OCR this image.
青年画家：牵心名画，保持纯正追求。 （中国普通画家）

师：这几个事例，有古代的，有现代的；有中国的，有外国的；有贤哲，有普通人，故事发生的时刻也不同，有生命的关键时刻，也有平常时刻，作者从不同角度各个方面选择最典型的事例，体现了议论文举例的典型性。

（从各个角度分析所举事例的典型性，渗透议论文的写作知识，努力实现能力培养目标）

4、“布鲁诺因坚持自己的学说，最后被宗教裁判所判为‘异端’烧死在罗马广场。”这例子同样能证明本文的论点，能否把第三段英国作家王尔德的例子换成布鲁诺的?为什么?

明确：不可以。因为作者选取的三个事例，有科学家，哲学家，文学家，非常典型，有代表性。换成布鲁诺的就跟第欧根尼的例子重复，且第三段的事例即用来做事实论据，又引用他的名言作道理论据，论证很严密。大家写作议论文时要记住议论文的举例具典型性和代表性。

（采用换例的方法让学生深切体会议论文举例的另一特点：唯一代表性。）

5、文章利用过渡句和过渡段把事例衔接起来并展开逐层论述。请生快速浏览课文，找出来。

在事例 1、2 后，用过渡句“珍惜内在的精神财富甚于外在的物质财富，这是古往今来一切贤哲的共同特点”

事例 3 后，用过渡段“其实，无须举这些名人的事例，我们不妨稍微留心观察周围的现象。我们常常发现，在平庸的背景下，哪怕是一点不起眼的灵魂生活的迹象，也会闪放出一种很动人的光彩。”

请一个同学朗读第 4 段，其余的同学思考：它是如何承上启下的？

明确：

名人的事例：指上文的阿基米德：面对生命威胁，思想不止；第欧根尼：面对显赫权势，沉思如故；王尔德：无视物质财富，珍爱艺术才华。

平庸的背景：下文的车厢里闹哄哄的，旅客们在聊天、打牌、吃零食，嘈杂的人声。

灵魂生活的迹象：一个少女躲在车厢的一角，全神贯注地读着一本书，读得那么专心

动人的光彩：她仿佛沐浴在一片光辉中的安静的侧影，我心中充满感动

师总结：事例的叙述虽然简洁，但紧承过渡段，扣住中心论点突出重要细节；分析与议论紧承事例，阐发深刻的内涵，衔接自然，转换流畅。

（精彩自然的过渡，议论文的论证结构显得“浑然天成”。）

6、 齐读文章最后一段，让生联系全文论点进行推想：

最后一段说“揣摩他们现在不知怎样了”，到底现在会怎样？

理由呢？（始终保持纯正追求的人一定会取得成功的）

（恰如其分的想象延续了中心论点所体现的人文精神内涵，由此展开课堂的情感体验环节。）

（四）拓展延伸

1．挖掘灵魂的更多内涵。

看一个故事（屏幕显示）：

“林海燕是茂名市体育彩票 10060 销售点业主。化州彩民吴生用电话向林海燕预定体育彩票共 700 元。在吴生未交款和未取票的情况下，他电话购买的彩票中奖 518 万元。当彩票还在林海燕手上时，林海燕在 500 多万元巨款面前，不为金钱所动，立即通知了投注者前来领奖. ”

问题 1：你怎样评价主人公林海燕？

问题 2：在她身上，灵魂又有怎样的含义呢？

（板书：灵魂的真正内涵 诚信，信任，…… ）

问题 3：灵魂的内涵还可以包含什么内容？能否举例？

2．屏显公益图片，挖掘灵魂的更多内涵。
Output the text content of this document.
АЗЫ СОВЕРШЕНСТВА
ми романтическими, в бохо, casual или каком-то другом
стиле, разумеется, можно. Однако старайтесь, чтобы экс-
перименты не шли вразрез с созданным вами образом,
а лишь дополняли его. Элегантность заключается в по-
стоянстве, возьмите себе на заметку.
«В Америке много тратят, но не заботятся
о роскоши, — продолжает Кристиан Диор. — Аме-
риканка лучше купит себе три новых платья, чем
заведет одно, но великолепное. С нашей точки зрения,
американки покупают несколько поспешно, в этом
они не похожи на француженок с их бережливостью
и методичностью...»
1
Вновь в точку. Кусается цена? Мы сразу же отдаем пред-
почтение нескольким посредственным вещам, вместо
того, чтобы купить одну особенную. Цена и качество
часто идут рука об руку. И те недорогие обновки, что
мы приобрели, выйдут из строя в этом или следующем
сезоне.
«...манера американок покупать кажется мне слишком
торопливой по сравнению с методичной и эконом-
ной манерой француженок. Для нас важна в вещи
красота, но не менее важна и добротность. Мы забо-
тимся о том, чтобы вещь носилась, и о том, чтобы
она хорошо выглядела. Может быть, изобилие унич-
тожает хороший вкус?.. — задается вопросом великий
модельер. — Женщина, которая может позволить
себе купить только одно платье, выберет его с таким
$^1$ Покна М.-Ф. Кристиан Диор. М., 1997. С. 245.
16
+--
> [STATED TASK] Print all of the entries exactly as they are written.

> [ANSWER FOR THIS EXERCISE]
OCR this image.
青年画家：牵心名画，保持纯正追求。 （中国普通画家）

师：这几个事例，有古代的，有现代的；有中国的，有外国的；有贤哲，有普通人，故事发生的时刻也不同，有生命的关键时刻，也有平常时刻，作者从不同角度各个方面选择最典型的事例，体现了议论文举例的典型性。

（从各个角度分析所举事例的典型性，渗透议论文的写作知识，努力实现能力培养目标）

4、“布鲁诺因坚持自己的学说，最后被宗教裁判所判为‘异端’烧死在罗马广场。”这例子同样能证明本文的论点，能否把第三段英国作家王尔德的例子换成布鲁诺的?为什么?

明确：不可以。因为作者选取的三个事例，有科学家，哲学家，文学家，非常典型，有代表性。换成布鲁诺的就跟第欧根尼的例子重复，且第三段的事例即用来做事实论据，又引用他的名言作道理论据，论证很严密。大家写作议论文时要记住议论文的举例具典型性和代表性。

（采用换例的方法让学生深切体会议论文举例的另一特点：唯一代表性。）

5、文章利用过渡句和过渡段把事例衔接起来并展开逐层论述。请生快速浏览课文，找出来。

在事例 1、2 后，用过渡句“珍惜内在的精神财富甚于外在的物质财富，这是古往今来一切贤哲的共同特点”

事例 3 后，用过渡段“其实，无须举这些名人的事例，我们不妨稍微留心观察周围的现象。我们常常发现，在平庸的背景下，哪怕是一点不起眼的灵魂生活的迹象，也会闪放出一种很动人的光彩。”

请一个同学朗读第 4 段，其余的同学思考：它是如何承上启下的？

明确：

名人的事例：指上文的阿基米德：面对生命威胁，思想不止；第欧根尼：面对显赫权势，沉思如故；王尔德：无视物质财富，珍爱艺术才华。

平庸的背景：下文的车厢里闹哄哄的，旅客们在聊天、打牌、吃零食，嘈杂的人声。

灵魂生活的迹象：一个少女躲在车厢的一角，全神贯注地读着一本书，读得那么专心

动人的光彩：她仿佛沐浴在一片光辉中的安静的侧影，我心中充满感动

师总结：事例的叙述虽然简洁，但紧承过渡段，扣住中心论点突出重要细节；分析与议论紧承事例，阐发深刻的内涵，衔接自然，转换流畅。

（精彩自然的过渡，议论文的论证结构显得“浑然天成”。）

6、 齐读文章最后一段，让生联系全文论点进行推想：

最后一段说“揣摩他们现在不知怎样了”，到底现在会怎样？

理由呢？（始终保持纯正追求的人一定会取得成功的）

（恰如其分的想象延续了中心论点所体现的人文精神内涵，由此展开课堂的情感体验环节。）

（四）拓展延伸

1．挖掘灵魂的更多内涵。

看一个故事（屏幕显示）：

“林海燕是茂名市体育彩票 10060 销售点业主。化州彩民吴生用电话向林海燕预定体育彩票共 700 元。在吴生未交款和未取票的情况下，他电话购买的彩票中奖 518 万元。当彩票还在林海燕手上时，林海燕在 500 多万元巨款面前，不为金钱所动，立即通知了投注者前来领奖. ”

问题 1：你怎样评价主人公林海燕？

问题 2：在她身上，灵魂又有怎样的含义呢？

（板书：灵魂的真正内涵 诚信，信任，…… ）

问题 3：灵魂的内涵还可以包含什么内容？能否举例？

2．屏显公益图片，挖掘灵魂的更多内涵。
Output the text content of this document.
АЗЫ СОВЕРШЕНСТВА
ми романтическими, в бохо, casual или каком-то другом
стиле, разумеется, можно. Однако старайтесь, чтобы экс-
перименты не шли вразрез с созданным вами образом,
а лишь дополняли его. Элегантность заключается в по-
стоянстве, возьмите себе на заметку.
«В Америке много тратят, но не заботятся
о роскоши, — продолжает Кристиан Диор. — Аме-
риканка лучше купит себе три новых платья, чем
заведет одно, но великолепное. С нашей точки зрения,
американки покупают несколько поспешно, в этом
они не похожи на француженок с их бережливостью
и методичностью...»
1
Вновь в точку. Кусается цена? Мы сразу же отдаем пред-
почтение нескольким посредственным вещам, вместо
того, чтобы купить одну особенную. Цена и качество
часто идут рука об руку. И те недорогие обновки, что
мы приобрели, выйдут из строя в этом или следующем
сезоне.
«...манера американок покупать кажется мне слишком
торопливой по сравнению с методичной и эконом-
ной манерой француженок. Для нас важна в вещи
красота, но не менее важна и добротность. Мы забо-
тимся о том, чтобы вещь носилась, и о том, чтобы
она хорошо выглядела. Может быть, изобилие унич-
тожает хороший вкус?.. — задается вопросом великий
модельер. — Женщина, которая может позволить
себе купить только одно платье, выберет его с таким
$^1$ Покна М.-Ф. Кристиан Диор. М., 1997. С. 245.
16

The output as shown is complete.